= WORK REQUIRED =
Which lines in the records below contain the word "title"? Copy each one out.

= PROVIDED RECORDS =

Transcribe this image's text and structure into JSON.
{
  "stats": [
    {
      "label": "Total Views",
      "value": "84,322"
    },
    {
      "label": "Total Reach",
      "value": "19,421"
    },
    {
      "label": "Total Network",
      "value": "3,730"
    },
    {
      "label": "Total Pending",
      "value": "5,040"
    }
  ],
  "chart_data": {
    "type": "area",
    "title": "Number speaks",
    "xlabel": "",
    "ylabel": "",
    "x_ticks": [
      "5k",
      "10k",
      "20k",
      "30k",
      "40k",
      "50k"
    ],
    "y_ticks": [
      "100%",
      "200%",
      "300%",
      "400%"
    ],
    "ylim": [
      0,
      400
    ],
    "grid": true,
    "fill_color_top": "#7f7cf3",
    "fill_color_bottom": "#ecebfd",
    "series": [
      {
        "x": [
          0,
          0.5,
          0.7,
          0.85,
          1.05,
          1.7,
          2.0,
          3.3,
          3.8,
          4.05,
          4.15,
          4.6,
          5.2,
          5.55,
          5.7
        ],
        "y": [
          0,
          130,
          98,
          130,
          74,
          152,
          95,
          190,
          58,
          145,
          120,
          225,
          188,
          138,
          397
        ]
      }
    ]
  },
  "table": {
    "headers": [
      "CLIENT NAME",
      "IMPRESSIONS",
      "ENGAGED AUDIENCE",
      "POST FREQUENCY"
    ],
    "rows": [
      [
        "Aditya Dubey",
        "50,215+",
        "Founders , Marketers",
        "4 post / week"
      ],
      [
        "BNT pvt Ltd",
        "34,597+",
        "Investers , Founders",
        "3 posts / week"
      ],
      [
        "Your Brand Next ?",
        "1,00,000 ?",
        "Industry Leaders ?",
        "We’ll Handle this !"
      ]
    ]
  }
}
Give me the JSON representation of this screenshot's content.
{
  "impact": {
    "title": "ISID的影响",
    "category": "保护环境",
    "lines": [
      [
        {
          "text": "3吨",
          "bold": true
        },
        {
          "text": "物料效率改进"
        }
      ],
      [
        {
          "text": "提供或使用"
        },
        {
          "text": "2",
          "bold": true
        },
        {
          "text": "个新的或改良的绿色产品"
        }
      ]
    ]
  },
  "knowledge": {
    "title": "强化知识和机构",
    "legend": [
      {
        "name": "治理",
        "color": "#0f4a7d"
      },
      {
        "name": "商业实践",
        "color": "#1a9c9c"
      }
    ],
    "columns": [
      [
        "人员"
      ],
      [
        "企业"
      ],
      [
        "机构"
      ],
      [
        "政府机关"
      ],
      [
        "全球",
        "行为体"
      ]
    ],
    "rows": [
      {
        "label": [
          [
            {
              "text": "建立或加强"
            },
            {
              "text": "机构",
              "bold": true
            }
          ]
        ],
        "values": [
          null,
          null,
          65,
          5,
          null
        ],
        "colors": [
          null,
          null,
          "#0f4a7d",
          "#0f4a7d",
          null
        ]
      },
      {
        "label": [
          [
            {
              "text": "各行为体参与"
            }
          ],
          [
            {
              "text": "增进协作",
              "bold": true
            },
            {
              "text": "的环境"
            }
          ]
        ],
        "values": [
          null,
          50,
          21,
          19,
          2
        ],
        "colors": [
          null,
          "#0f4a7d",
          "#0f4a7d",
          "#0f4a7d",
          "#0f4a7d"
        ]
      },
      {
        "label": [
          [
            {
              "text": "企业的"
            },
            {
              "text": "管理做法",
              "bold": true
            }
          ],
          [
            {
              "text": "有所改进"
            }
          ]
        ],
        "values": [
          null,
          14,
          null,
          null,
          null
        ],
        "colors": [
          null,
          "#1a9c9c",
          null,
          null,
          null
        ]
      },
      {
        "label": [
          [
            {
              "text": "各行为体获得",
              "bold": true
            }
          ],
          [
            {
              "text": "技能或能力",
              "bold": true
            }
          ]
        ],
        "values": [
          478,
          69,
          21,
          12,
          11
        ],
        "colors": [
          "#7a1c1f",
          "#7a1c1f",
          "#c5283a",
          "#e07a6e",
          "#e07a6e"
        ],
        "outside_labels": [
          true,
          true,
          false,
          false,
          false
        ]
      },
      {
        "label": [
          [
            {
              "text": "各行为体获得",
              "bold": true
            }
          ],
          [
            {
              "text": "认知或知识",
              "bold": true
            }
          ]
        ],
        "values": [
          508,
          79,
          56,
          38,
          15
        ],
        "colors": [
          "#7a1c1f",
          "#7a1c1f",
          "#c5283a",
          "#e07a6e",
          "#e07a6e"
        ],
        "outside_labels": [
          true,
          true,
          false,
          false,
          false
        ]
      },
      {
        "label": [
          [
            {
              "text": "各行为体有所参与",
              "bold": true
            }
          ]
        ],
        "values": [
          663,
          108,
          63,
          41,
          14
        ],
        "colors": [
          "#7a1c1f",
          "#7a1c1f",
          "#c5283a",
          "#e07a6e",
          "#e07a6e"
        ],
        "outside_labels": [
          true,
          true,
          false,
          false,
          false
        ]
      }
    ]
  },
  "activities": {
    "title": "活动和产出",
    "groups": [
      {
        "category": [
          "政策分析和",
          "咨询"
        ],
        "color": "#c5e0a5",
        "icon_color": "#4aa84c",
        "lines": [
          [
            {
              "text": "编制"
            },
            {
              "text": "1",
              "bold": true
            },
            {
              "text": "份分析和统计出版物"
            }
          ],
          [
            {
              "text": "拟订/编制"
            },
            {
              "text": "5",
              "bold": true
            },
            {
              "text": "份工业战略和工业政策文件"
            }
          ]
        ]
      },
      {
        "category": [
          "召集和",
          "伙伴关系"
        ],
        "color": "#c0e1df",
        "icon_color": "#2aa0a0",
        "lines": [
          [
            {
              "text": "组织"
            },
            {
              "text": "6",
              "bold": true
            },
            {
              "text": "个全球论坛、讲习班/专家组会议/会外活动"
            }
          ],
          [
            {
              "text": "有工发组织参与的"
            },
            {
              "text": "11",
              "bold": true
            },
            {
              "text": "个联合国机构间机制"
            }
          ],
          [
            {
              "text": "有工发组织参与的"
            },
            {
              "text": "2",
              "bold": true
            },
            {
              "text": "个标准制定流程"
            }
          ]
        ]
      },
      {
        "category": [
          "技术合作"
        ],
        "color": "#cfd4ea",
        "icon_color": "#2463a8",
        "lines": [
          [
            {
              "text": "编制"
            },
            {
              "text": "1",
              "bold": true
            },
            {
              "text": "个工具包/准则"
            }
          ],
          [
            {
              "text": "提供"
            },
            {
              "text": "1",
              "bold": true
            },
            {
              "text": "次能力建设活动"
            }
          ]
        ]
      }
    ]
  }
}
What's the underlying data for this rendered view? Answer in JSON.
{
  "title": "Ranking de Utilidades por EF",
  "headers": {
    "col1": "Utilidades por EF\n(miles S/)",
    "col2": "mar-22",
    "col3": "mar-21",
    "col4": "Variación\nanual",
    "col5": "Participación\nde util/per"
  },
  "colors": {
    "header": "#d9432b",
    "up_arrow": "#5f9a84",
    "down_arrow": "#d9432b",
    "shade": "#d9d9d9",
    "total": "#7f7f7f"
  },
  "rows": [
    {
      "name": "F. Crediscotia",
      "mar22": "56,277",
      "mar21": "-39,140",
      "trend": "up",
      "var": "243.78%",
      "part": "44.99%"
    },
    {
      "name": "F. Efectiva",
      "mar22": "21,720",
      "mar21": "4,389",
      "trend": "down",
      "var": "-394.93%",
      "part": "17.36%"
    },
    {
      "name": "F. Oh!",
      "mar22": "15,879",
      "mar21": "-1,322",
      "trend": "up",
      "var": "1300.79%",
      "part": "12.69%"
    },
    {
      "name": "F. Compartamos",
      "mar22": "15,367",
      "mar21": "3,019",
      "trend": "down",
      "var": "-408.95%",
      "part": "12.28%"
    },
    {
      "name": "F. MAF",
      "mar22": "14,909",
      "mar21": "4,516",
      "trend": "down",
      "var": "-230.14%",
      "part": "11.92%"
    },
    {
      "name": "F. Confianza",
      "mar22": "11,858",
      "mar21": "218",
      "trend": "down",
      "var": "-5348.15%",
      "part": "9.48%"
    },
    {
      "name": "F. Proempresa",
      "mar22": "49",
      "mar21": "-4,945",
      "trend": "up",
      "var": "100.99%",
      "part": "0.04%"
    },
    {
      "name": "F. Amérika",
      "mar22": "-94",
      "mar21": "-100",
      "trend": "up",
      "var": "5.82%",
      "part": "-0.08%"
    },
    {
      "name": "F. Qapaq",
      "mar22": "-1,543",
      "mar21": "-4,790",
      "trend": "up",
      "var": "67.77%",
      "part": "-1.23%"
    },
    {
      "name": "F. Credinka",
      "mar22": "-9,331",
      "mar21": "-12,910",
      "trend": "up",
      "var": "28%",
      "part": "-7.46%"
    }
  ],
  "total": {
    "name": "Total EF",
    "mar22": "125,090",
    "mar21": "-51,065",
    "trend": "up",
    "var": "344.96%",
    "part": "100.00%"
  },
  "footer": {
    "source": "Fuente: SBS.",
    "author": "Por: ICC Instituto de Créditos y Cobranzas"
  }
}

= COMPLETED EXERCISE =
    "title": "Number speaks",
    "title": "ISID的影响",
    "title": "强化知识和机构",
    "title": "活动和产出",
  "title": "Ranking de Utilidades por EF",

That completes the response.